**EXTRAIT DU DOCUMENT:**
Je me sens de moins en moins seule…

Ces questions de déontologie liées au plagiat mettent en cause des comportements tantôt frauduleux, tantôt tendancieux, qui atteignent aussi bien le milieu universitaire que le milieu éditorial, sans qu’il soit toujours possible, sauf à se retrouver devant un tribunal, de faire part publiquement du résultat de ses investigations et enquêtes, même en toute prudence et mesure .

Pourtant, la chape de plomb tend à révéler des failles, comme le montrent nos actualités précédentes. Aujourd’hui, c’est à nouveau un universitaire qui monte au créneau, Sylvain Piron, maître de conférences à l’EHESS. Il se fend d’un article éclairé sur « La question du plagiat », sur le site consacré à l’évaluation de la recherche en SHS (Sciences Humaines et sociales). Il rappelle ainsi que plusieurs affaires ont donné lieu à des décisions ou jugements récents, favorables aux plagiés. Qu’il s’agisse du CNU, de l’université de Liège, du Conseil d’Etat ou du TGI de Paris, des instances universitaires et judiciaires ont décidé de sanctionner les plagiaires.

**DONNÉES EXTRAITES:**

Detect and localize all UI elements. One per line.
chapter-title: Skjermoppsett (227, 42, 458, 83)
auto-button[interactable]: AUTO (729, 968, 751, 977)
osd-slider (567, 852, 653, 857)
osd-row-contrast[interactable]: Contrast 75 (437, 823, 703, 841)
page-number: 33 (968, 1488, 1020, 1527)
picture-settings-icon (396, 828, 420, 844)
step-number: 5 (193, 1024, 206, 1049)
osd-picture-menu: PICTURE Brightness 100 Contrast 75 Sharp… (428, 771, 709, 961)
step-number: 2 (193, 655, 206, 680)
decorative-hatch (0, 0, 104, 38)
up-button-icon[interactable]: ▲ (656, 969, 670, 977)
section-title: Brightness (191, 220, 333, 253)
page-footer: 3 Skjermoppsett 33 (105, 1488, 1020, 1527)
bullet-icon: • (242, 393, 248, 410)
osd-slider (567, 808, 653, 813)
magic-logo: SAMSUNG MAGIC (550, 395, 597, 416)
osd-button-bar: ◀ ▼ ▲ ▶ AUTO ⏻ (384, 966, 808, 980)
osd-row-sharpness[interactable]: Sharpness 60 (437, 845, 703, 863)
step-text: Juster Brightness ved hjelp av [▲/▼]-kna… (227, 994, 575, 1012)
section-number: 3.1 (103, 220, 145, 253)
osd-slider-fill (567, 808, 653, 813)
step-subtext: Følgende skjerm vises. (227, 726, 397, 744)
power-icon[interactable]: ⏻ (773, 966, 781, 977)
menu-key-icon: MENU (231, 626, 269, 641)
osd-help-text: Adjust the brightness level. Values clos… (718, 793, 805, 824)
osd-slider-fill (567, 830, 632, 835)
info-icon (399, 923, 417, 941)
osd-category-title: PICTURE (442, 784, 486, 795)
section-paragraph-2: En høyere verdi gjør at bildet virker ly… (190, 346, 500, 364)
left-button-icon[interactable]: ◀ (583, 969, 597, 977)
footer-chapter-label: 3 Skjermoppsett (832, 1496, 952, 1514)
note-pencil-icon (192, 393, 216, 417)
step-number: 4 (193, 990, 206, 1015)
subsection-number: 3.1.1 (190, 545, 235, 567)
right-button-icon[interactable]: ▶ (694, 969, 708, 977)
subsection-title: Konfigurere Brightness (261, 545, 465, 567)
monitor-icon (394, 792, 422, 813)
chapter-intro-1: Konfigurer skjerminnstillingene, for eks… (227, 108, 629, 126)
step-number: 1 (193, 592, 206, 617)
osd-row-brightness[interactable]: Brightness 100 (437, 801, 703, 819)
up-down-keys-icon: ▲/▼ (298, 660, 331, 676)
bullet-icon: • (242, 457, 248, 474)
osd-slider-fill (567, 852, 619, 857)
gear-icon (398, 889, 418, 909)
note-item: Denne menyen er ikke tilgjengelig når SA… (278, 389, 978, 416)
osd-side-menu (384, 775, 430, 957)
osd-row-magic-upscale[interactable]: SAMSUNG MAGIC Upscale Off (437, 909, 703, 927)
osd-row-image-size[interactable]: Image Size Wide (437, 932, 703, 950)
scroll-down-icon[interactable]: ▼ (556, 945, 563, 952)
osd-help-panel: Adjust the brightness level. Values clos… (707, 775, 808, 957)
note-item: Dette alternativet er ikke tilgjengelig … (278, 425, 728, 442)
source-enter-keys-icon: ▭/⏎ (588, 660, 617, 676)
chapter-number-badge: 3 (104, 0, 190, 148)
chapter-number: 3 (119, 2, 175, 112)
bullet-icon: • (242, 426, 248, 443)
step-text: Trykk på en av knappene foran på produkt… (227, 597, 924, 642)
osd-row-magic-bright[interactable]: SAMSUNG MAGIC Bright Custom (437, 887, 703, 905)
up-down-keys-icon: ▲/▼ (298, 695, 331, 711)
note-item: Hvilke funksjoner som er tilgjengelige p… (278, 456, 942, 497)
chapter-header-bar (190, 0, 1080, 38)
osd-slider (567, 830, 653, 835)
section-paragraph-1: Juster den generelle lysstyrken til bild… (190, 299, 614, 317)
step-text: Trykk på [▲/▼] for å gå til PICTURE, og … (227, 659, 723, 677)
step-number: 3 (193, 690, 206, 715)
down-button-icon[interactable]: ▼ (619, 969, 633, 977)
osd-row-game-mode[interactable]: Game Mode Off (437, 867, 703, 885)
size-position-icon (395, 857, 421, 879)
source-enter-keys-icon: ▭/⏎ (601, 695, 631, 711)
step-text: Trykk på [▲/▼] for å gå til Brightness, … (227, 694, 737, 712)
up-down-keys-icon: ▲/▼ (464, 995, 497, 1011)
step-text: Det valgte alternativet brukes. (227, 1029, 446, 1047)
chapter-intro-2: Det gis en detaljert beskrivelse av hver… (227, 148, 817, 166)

**TRAVAIL DEMANDÉ:**
1 - Recopiez le passage du texte sur le plagiat compris entre « Je me sens de » et « et mesure . », bornes incluses.
2 - Répondez aux questions suivantes à partir du texte sur le plagiat :
(a) Quelle fonction occupe Sylvain Piron, et dans quel établissement ?
(b) Quels sont les deux milieux que ces comportements atteignent ?
(c) Que désigne le sigle SHS ?
3 - Poursuivez le texte sur le plagiat à partir de l'endroit où il s'arrête, s'il vous plaît.

**RÉPONSES PAR TÂCHE:**
1 -
Je me sens de moins en moins seule…

Ces questions de déontologie liées au plagiat mettent en cause des comportements tantôt frauduleux, tantôt tendancieux, qui atteignent aussi bien le milieu universitaire que le milieu éditorial, sans qu’il soit toujours possible, sauf à se retrouver devant un tribunal, de faire part publiquement du résultat de ses investigations et enquêtes, même en toute prudence et mesure .

2 -
(a) Il est maître de conférences à l'EHESS.
(b) Le milieu universitaire et le milieu éditorial.
(c) Les sciences humaines et sociales.

3 -
Une force de dissuasion semble désormais se constituer collectivement, afin que s’affirme une certaine éthique dans les domaines de la recherche et de la création littéraire, au moment même où notre société tend à basculer vers des comportements consuméristes peu propices à la maturation intellectuelle et à un partage du savoir dans la transparence et la reconnaissance du travail de chacun.